### Extracted records
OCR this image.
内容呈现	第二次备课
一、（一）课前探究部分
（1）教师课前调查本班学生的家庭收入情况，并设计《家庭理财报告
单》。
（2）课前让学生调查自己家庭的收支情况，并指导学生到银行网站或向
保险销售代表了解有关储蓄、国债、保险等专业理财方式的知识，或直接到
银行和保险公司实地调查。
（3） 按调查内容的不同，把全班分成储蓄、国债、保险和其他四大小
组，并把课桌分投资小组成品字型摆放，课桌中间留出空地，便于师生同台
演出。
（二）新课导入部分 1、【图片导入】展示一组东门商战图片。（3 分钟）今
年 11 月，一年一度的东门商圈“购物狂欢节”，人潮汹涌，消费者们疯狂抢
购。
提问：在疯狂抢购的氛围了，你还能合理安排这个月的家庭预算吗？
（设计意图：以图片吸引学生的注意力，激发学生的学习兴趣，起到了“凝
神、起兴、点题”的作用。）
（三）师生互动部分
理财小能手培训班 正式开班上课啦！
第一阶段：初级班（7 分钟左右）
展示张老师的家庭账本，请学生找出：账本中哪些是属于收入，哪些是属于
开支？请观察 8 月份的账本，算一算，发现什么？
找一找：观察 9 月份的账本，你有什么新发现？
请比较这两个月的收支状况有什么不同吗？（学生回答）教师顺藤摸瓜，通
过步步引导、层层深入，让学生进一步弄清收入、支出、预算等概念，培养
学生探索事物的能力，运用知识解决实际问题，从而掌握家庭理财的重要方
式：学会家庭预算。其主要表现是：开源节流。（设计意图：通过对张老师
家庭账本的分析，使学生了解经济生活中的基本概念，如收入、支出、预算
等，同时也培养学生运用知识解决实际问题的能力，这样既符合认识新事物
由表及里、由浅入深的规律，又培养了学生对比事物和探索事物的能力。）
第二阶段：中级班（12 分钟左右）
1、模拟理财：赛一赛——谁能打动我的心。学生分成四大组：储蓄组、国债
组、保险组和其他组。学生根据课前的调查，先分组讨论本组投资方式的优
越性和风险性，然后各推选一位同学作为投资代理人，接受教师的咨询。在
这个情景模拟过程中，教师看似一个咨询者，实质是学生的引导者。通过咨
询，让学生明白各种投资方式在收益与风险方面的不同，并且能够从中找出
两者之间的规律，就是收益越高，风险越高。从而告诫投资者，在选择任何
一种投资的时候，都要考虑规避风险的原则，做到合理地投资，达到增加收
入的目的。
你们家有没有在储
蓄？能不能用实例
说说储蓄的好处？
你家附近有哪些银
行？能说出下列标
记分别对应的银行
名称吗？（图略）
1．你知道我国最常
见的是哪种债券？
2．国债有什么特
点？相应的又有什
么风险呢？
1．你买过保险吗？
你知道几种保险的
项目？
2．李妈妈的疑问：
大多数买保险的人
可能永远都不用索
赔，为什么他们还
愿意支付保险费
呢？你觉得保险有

### TASK PROMPT
Please output the entire listing exactly as it stands.

### CORRECT ANSWER
OCR this image.
内容呈现	第二次备课
一、（一）课前探究部分
（1）教师课前调查本班学生的家庭收入情况，并设计《家庭理财报告
单》。
（2）课前让学生调查自己家庭的收支情况，并指导学生到银行网站或向
保险销售代表了解有关储蓄、国债、保险等专业理财方式的知识，或直接到
银行和保险公司实地调查。
（3） 按调查内容的不同，把全班分成储蓄、国债、保险和其他四大小
组，并把课桌分投资小组成品字型摆放，课桌中间留出空地，便于师生同台
演出。
（二）新课导入部分 1、【图片导入】展示一组东门商战图片。（3 分钟）今
年 11 月，一年一度的东门商圈“购物狂欢节”，人潮汹涌，消费者们疯狂抢
购。
提问：在疯狂抢购的氛围了，你还能合理安排这个月的家庭预算吗？
（设计意图：以图片吸引学生的注意力，激发学生的学习兴趣，起到了“凝
神、起兴、点题”的作用。）
（三）师生互动部分
理财小能手培训班 正式开班上课啦！
第一阶段：初级班（7 分钟左右）
展示张老师的家庭账本，请学生找出：账本中哪些是属于收入，哪些是属于
开支？请观察 8 月份的账本，算一算，发现什么？
找一找：观察 9 月份的账本，你有什么新发现？
请比较这两个月的收支状况有什么不同吗？（学生回答）教师顺藤摸瓜，通
过步步引导、层层深入，让学生进一步弄清收入、支出、预算等概念，培养
学生探索事物的能力，运用知识解决实际问题，从而掌握家庭理财的重要方
式：学会家庭预算。其主要表现是：开源节流。（设计意图：通过对张老师
家庭账本的分析，使学生了解经济生活中的基本概念，如收入、支出、预算
等，同时也培养学生运用知识解决实际问题的能力，这样既符合认识新事物
由表及里、由浅入深的规律，又培养了学生对比事物和探索事物的能力。）
第二阶段：中级班（12 分钟左右）
1、模拟理财：赛一赛——谁能打动我的心。学生分成四大组：储蓄组、国债
组、保险组和其他组。学生根据课前的调查，先分组讨论本组投资方式的优
越性和风险性，然后各推选一位同学作为投资代理人，接受教师的咨询。在
这个情景模拟过程中，教师看似一个咨询者，实质是学生的引导者。通过咨
询，让学生明白各种投资方式在收益与风险方面的不同，并且能够从中找出
两者之间的规律，就是收益越高，风险越高。从而告诫投资者，在选择任何
一种投资的时候，都要考虑规避风险的原则，做到合理地投资，达到增加收
入的目的。
你们家有没有在储
蓄？能不能用实例
说说储蓄的好处？
你家附近有哪些银
行？能说出下列标
记分别对应的银行
名称吗？（图略）
1．你知道我国最常
见的是哪种债券？
2．国债有什么特
点？相应的又有什
么风险呢？
1．你买过保险吗？
你知道几种保险的
项目？
2．李妈妈的疑问：
大多数买保险的人
可能永远都不用索
赔，为什么他们还
愿意支付保险费
呢？你觉得保险有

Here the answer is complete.